- _Dataset excerpts_:
======

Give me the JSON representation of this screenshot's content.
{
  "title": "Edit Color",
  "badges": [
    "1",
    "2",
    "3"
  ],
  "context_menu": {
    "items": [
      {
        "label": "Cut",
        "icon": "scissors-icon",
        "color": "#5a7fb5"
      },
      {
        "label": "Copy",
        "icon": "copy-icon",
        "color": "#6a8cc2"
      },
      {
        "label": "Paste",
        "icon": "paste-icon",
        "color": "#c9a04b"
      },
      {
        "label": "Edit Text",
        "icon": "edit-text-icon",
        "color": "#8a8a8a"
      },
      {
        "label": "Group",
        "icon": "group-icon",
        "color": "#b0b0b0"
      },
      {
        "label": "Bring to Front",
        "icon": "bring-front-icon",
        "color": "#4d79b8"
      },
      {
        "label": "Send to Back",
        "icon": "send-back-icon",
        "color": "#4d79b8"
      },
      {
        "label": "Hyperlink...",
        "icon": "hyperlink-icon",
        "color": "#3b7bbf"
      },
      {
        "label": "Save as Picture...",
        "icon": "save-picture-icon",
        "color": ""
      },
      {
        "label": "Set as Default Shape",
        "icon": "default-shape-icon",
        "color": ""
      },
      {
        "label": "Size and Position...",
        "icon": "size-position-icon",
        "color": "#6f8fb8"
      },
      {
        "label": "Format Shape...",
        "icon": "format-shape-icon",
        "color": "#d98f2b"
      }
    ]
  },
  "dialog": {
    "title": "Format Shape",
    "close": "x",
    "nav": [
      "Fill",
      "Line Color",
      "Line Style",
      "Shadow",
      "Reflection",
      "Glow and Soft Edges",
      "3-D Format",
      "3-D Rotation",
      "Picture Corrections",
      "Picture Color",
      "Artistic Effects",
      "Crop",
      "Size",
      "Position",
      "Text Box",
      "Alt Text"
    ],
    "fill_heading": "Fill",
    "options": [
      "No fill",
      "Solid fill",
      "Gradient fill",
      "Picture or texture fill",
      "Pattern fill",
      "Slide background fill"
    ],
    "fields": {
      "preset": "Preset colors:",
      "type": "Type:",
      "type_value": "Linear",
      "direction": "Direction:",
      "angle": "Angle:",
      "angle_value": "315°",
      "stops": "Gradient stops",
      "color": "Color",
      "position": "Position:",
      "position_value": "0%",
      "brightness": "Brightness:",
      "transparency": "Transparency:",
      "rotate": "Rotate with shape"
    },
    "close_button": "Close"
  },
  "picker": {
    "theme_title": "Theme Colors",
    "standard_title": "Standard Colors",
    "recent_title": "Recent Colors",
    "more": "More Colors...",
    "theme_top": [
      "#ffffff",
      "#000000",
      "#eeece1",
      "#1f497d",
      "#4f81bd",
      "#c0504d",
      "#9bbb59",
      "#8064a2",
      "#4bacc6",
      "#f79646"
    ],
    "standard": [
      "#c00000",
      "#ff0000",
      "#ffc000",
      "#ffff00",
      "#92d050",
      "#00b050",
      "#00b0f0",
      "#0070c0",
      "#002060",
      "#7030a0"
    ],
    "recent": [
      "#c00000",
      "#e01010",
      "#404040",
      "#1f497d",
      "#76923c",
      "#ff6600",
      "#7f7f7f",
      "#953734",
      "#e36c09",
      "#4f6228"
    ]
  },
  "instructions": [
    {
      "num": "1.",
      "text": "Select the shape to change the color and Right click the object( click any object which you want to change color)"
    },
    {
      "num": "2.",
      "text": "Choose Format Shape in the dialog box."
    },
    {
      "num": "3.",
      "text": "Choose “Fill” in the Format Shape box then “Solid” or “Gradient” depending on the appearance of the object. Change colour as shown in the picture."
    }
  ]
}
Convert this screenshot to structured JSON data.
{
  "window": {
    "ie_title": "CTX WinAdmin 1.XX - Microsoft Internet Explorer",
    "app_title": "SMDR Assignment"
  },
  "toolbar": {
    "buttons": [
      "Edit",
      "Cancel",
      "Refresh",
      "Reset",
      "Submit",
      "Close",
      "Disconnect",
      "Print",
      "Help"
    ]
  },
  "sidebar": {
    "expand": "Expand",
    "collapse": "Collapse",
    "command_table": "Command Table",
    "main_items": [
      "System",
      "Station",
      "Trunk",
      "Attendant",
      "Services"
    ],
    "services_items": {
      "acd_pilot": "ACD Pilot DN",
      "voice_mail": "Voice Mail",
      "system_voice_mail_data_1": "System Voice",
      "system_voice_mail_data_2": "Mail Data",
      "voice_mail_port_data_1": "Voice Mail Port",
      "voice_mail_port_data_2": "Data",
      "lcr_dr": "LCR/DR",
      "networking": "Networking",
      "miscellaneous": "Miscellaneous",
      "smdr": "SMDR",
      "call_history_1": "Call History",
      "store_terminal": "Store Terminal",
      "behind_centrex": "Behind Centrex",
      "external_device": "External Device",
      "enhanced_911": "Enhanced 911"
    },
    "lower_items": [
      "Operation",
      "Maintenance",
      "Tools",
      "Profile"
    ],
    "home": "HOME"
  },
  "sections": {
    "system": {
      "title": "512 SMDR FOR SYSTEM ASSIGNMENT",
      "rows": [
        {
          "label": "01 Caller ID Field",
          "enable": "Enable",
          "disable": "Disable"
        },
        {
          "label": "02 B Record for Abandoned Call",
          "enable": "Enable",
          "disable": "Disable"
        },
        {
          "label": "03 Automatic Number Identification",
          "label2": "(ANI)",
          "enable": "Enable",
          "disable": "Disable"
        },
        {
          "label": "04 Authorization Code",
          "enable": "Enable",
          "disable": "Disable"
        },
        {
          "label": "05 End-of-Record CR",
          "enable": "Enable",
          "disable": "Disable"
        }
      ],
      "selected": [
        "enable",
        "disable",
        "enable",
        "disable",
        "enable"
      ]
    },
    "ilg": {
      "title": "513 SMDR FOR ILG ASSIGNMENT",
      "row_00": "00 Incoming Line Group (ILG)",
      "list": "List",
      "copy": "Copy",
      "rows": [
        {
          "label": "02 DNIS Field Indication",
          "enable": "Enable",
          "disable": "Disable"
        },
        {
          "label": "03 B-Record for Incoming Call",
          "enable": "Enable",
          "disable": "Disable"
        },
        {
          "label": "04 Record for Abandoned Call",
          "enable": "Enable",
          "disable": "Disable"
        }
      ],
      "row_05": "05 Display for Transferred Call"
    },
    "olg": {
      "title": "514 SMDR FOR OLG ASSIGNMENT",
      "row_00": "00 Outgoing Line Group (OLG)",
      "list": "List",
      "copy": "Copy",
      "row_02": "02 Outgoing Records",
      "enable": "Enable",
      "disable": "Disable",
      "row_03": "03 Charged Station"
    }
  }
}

======

- _The task_: From the entries above, copy every line containing the word "Outgoing".

- _Exercise solution_:
      "row_00": "00 Outgoing Line Group (OLG)",
      "row_02": "02 Outgoing Records",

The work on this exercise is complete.